- [Work order]
Copy each line in the data that includes the word "more".

Document page image records
+++++
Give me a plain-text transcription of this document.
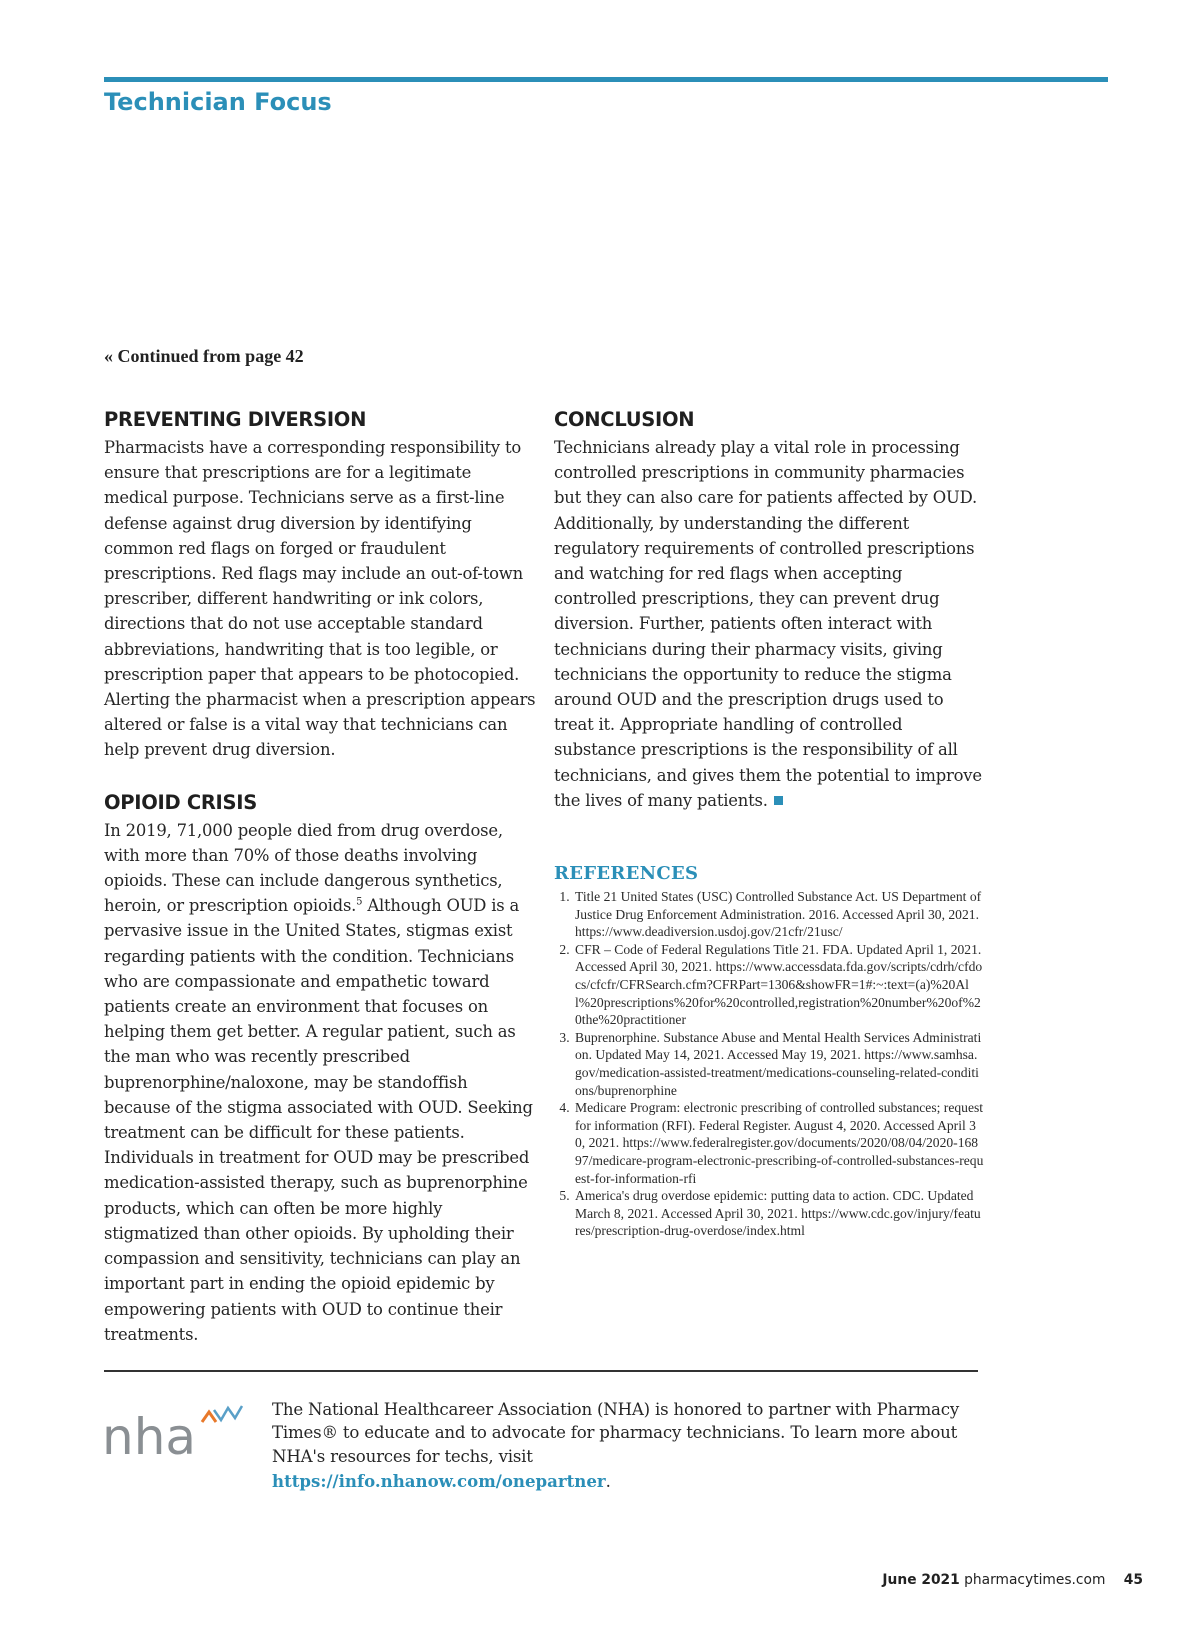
Technician Focus

« Continued from page 42

PREVENTING DIVERSION

Pharmacists have a corresponding responsibility to ensure that prescriptions are for a legitimate medical purpose. Technicians serve as a first-line defense against drug diversion by identifying common red flags on forged or fraudulent prescriptions. Red flags may include an out-of-town prescriber, different handwriting or ink colors, directions that do not use acceptable standard abbreviations, handwriting that is too legible, or prescription paper that appears to be photocopied. Alerting the pharmacist when a prescription appears altered or false is a vital way that technicians can help prevent drug diversion.

OPIOID CRISIS

In 2019, 71,000 people died from drug overdose, with more than 70% of those deaths involving opioids. These can include dangerous synthetics, heroin, or prescription opioids.$^5$ Although OUD is a pervasive issue in the United States, stigmas exist regarding patients with the condition. Technicians who are compassionate and empathetic toward patients create an environment that focuses on helping them get better. A regular patient, such as the man who was recently prescribed buprenorphine/naloxone, may be standoffish because of the stigma associated with OUD. Seeking treatment can be difficult for these patients. Individuals in treatment for OUD may be prescribed medication-assisted therapy, such as buprenorphine products, which can often be more highly stigmatized than other opioids. By upholding their compassion and sensitivity, technicians can play an important part in ending the opioid epidemic by empowering patients with OUD to continue their treatments.

CONCLUSION

Technicians already play a vital role in processing controlled prescriptions in community pharmacies but they can also care for patients affected by OUD. Additionally, by understanding the different regulatory requirements of controlled prescriptions and watching for red flags when accepting controlled prescriptions, they can prevent drug diversion. Further, patients often interact with technicians during their pharmacy visits, giving technicians the opportunity to reduce the stigma around OUD and the prescription drugs used to treat it. Appropriate handling of controlled substance prescriptions is the responsibility of all technicians, and gives them the potential to improve the lives of many patients.

REFERENCES
1. Title 21 United States (USC) Controlled Substance Act. US Department of Justice Drug Enforcement Administration. 2016. Accessed April 30, 2021. https://www.deadiversion.usdoj.gov/21cfr/21usc/
2. CFR – Code of Federal Regulations Title 21. FDA. Updated April 1, 2021. Accessed April 30, 2021. https://www.accessdata.fda.gov/scripts/cdrh/cfdocs/cfcfr/CFRSearch.cfm?CFRPart=1306&showFR=1#:~:text=(a)%20All%20prescriptions%20for%20controlled,registration%20number%20of%20the%20practitioner
3. Buprenorphine. Substance Abuse and Mental Health Services Administration. Updated May 14, 2021. Accessed May 19, 2021. https://www.samhsa.gov/medication-assisted-treatment/medications-counseling-related-conditions/buprenorphine
4. Medicare Program: electronic prescribing of controlled substances; request for information (RFI). Federal Register. August 4, 2020. Accessed April 30, 2021. https://www.federalregister.gov/documents/2020/08/04/2020-16897/medicare-program-electronic-prescribing-of-controlled-substances-request-for-information-rfi
5. America's drug overdose epidemic: putting data to action. CDC. Updated March 8, 2021. Accessed April 30, 2021. https://www.cdc.gov/injury/features/prescription-drug-overdose/index.html
nha	The National Healthcareer Association (NHA) is honored to partner with Pharmacy Times® to educate and to advocate for pharmacy technicians. To learn more about NHA's resources for techs, visit

https://info.nhanow.com/onepartner.
June 2021 pharmacytimes.com 45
+++++
- [Output for this task]
In 2019, 71,000 people died from drug overdose, with more than 70% of those deaths involving opioids. These can include dangerous synthetics, heroin, or prescription opioids.$^5$ Although OUD is a pervasive issue in the United States, stigmas exist regarding patients with the condition. Technicians who are compassionate and empathetic toward patients create an environment that focuses on helping them get better. A regular patient, such as the man who was recently prescribed buprenorphine/naloxone, may be standoffish because of the stigma associated with OUD. Seeking treatment can be difficult for these patients. Individuals in treatment for OUD may be prescribed medication-assisted therapy, such as buprenorphine products, which can often be more highly stigmatized than other opioids. By upholding their compassion and sensitivity, technicians can play an important part in ending the opioid epidemic by empowering patients with OUD to continue their treatments.
nha	The National Healthcareer Association (NHA) is honored to partner with Pharmacy Times® to educate and to advocate for pharmacy technicians. To learn more about NHA's resources for techs, visit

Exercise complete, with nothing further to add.